Task to complete: Keep the pictures out and restate every record exactly.

※

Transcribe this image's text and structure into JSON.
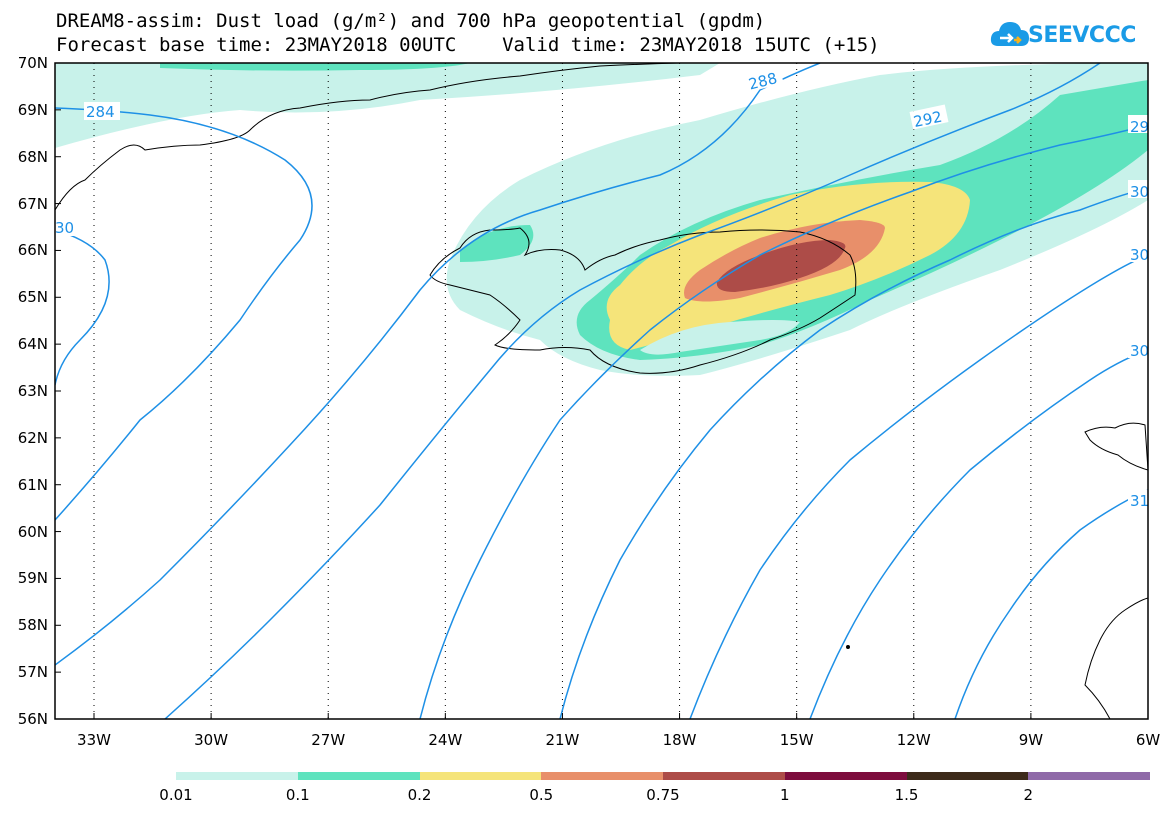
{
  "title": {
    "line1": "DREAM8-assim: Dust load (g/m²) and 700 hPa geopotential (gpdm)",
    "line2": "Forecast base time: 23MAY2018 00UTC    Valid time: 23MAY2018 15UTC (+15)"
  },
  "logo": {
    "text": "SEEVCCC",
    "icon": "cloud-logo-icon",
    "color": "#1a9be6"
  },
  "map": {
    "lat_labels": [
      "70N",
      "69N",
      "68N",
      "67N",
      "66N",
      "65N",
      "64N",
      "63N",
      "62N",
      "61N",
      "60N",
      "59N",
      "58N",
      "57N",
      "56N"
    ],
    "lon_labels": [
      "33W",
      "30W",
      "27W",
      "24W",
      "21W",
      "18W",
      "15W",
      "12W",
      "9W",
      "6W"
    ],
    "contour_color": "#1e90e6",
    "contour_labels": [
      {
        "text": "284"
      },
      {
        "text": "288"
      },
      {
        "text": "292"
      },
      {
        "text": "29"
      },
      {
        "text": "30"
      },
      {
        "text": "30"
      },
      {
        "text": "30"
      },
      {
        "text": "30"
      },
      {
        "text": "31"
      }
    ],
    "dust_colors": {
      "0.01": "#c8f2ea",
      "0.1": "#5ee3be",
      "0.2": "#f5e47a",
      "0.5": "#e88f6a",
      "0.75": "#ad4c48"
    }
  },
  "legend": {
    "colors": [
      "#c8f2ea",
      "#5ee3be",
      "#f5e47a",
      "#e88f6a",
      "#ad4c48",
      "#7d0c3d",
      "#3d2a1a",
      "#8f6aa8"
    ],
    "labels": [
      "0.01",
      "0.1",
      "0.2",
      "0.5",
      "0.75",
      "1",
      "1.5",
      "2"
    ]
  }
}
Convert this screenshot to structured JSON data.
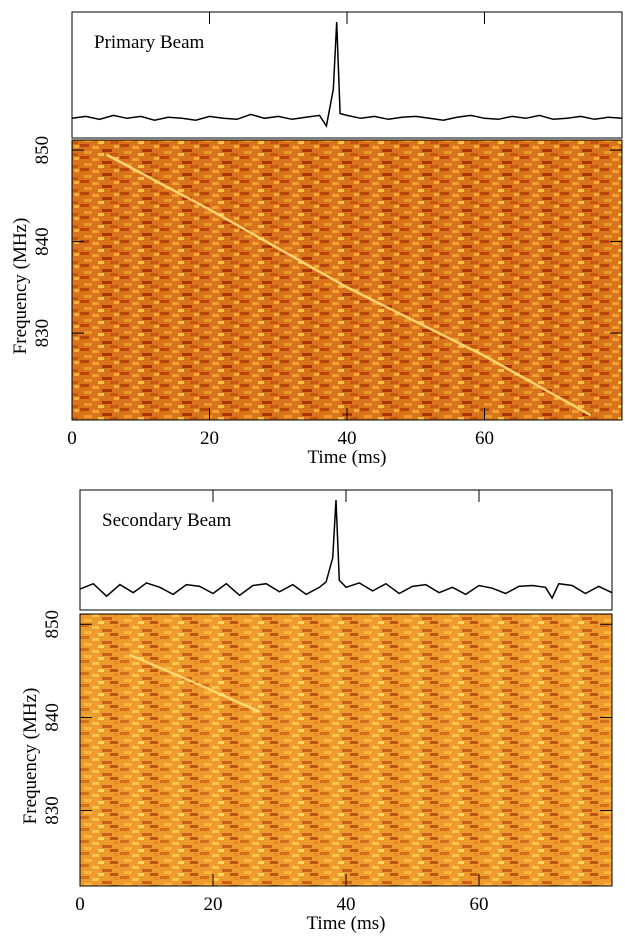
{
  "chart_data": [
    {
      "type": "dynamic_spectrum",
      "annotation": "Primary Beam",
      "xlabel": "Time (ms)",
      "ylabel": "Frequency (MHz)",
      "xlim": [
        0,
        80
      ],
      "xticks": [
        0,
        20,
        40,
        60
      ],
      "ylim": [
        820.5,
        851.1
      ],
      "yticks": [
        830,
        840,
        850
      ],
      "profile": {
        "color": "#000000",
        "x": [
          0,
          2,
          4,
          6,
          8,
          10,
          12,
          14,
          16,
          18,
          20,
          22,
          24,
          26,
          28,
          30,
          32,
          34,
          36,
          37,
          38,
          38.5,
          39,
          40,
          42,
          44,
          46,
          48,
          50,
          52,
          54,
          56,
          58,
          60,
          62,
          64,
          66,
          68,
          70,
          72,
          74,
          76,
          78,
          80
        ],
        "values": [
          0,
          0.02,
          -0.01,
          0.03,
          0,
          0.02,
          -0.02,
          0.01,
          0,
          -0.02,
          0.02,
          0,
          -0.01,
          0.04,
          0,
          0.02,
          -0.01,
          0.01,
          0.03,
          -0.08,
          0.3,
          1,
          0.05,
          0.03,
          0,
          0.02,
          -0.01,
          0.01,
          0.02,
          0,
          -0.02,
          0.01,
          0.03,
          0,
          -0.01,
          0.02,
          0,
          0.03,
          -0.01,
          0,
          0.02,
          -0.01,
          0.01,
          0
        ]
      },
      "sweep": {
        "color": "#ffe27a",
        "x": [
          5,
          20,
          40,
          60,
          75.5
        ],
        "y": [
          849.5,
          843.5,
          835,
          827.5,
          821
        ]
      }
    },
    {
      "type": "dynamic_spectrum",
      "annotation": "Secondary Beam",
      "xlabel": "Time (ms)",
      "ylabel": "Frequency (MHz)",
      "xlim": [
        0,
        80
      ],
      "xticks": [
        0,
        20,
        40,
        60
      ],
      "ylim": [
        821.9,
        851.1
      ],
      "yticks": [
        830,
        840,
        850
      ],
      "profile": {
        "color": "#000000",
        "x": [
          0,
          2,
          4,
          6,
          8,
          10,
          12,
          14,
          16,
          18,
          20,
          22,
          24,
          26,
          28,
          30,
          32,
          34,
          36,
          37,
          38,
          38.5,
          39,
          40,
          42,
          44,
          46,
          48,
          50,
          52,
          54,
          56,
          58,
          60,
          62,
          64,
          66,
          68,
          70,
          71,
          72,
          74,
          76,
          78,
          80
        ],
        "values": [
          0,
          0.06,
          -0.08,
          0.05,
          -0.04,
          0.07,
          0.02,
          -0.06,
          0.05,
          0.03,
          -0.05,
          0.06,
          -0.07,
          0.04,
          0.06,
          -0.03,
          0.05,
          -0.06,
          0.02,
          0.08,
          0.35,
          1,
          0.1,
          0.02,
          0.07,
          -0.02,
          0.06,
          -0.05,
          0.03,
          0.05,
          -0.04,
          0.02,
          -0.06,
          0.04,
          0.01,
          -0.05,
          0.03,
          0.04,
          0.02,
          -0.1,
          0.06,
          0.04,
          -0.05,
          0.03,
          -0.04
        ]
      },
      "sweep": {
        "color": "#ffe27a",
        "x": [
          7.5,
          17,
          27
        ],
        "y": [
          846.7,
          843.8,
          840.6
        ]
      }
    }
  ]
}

※

Correct response:
Transcribe this image's text and structure into JSON.
{
  "title": {
    "line1": "DREAM8-assim: Dust load (g/m²) and 700 hPa geopotential (gpdm)",
    "line2": "Forecast base time: 23MAY2018 00UTC    Valid time: 23MAY2018 15UTC (+15)"
  },
  "logo": {
    "text": "SEEVCCC",
    "icon": "cloud-logo-icon",
    "color": "#1a9be6"
  },
  "map": {
    "lat_labels": [
      "70N",
      "69N",
      "68N",
      "67N",
      "66N",
      "65N",
      "64N",
      "63N",
      "62N",
      "61N",
      "60N",
      "59N",
      "58N",
      "57N",
      "56N"
    ],
    "lon_labels": [
      "33W",
      "30W",
      "27W",
      "24W",
      "21W",
      "18W",
      "15W",
      "12W",
      "9W",
      "6W"
    ],
    "contour_color": "#1e90e6",
    "contour_labels": [
      {
        "text": "284"
      },
      {
        "text": "288"
      },
      {
        "text": "292"
      },
      {
        "text": "29"
      },
      {
        "text": "30"
      },
      {
        "text": "30"
      },
      {
        "text": "30"
      },
      {
        "text": "30"
      },
      {
        "text": "31"
      }
    ],
    "dust_colors": {
      "0.01": "#c8f2ea",
      "0.1": "#5ee3be",
      "0.2": "#f5e47a",
      "0.5": "#e88f6a",
      "0.75": "#ad4c48"
    }
  },
  "legend": {
    "colors": [
      "#c8f2ea",
      "#5ee3be",
      "#f5e47a",
      "#e88f6a",
      "#ad4c48",
      "#7d0c3d",
      "#3d2a1a",
      "#8f6aa8"
    ],
    "labels": [
      "0.01",
      "0.1",
      "0.2",
      "0.5",
      "0.75",
      "1",
      "1.5",
      "2"
    ]
  }
}
Convert this screenshot to structured JSON data.
{
  "chart_data": [
    {
      "type": "dynamic_spectrum",
      "annotation": "Primary Beam",
      "xlabel": "Time (ms)",
      "ylabel": "Frequency (MHz)",
      "xlim": [
        0,
        80
      ],
      "xticks": [
        0,
        20,
        40,
        60
      ],
      "ylim": [
        820.5,
        851.1
      ],
      "yticks": [
        830,
        840,
        850
      ],
      "profile": {
        "color": "#000000",
        "x": [
          0,
          2,
          4,
          6,
          8,
          10,
          12,
          14,
          16,
          18,
          20,
          22,
          24,
          26,
          28,
          30,
          32,
          34,
          36,
          37,
          38,
          38.5,
          39,
          40,
          42,
          44,
          46,
          48,
          50,
          52,
          54,
          56,
          58,
          60,
          62,
          64,
          66,
          68,
          70,
          72,
          74,
          76,
          78,
          80
        ],
        "values": [
          0,
          0.02,
          -0.01,
          0.03,
          0,
          0.02,
          -0.02,
          0.01,
          0,
          -0.02,
          0.02,
          0,
          -0.01,
          0.04,
          0,
          0.02,
          -0.01,
          0.01,
          0.03,
          -0.08,
          0.3,
          1,
          0.05,
          0.03,
          0,
          0.02,
          -0.01,
          0.01,
          0.02,
          0,
          -0.02,
          0.01,
          0.03,
          0,
          -0.01,
          0.02,
          0,
          0.03,
          -0.01,
          0,
          0.02,
          -0.01,
          0.01,
          0
        ]
      },
      "sweep": {
        "color": "#ffe27a",
        "x": [
          5,
          20,
          40,
          60,
          75.5
        ],
        "y": [
          849.5,
          843.5,
          835,
          827.5,
          821
        ]
      }
    },
    {
      "type": "dynamic_spectrum",
      "annotation": "Secondary Beam",
      "xlabel": "Time (ms)",
      "ylabel": "Frequency (MHz)",
      "xlim": [
        0,
        80
      ],
      "xticks": [
        0,
        20,
        40,
        60
      ],
      "ylim": [
        821.9,
        851.1
      ],
      "yticks": [
        830,
        840,
        850
      ],
      "profile": {
        "color": "#000000",
        "x": [
          0,
          2,
          4,
          6,
          8,
          10,
          12,
          14,
          16,
          18,
          20,
          22,
          24,
          26,
          28,
          30,
          32,
          34,
          36,
          37,
          38,
          38.5,
          39,
          40,
          42,
          44,
          46,
          48,
          50,
          52,
          54,
          56,
          58,
          60,
          62,
          64,
          66,
          68,
          70,
          71,
          72,
          74,
          76,
          78,
          80
        ],
        "values": [
          0,
          0.06,
          -0.08,
          0.05,
          -0.04,
          0.07,
          0.02,
          -0.06,
          0.05,
          0.03,
          -0.05,
          0.06,
          -0.07,
          0.04,
          0.06,
          -0.03,
          0.05,
          -0.06,
          0.02,
          0.08,
          0.35,
          1,
          0.1,
          0.02,
          0.07,
          -0.02,
          0.06,
          -0.05,
          0.03,
          0.05,
          -0.04,
          0.02,
          -0.06,
          0.04,
          0.01,
          -0.05,
          0.03,
          0.04,
          0.02,
          -0.1,
          0.06,
          0.04,
          -0.05,
          0.03,
          -0.04
        ]
      },
      "sweep": {
        "color": "#ffe27a",
        "x": [
          7.5,
          17,
          27
        ],
        "y": [
          846.7,
          843.8,
          840.6
        ]
      }
    }
  ]
}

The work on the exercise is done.